### Provided information
· · · · ·

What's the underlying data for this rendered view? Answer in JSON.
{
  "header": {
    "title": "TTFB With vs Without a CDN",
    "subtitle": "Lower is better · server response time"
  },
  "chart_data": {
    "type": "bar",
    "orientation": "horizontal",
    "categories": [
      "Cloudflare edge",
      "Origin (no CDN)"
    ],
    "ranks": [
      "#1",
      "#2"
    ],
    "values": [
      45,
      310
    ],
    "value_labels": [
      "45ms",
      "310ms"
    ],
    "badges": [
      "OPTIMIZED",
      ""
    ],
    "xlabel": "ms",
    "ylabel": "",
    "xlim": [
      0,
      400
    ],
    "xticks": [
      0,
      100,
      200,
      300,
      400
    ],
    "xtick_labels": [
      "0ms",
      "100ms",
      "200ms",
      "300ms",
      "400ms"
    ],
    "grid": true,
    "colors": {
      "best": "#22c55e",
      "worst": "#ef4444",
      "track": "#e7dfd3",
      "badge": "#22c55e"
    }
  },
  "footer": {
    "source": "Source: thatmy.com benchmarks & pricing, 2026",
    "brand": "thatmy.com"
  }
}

· · · · ·

### To be done
From the entries above, copy every line where the word "thatmy" shows up.

### Solution for this problem
    "source": "Source: thatmy.com benchmarks & pricing, 2026",
    "brand": "thatmy.com"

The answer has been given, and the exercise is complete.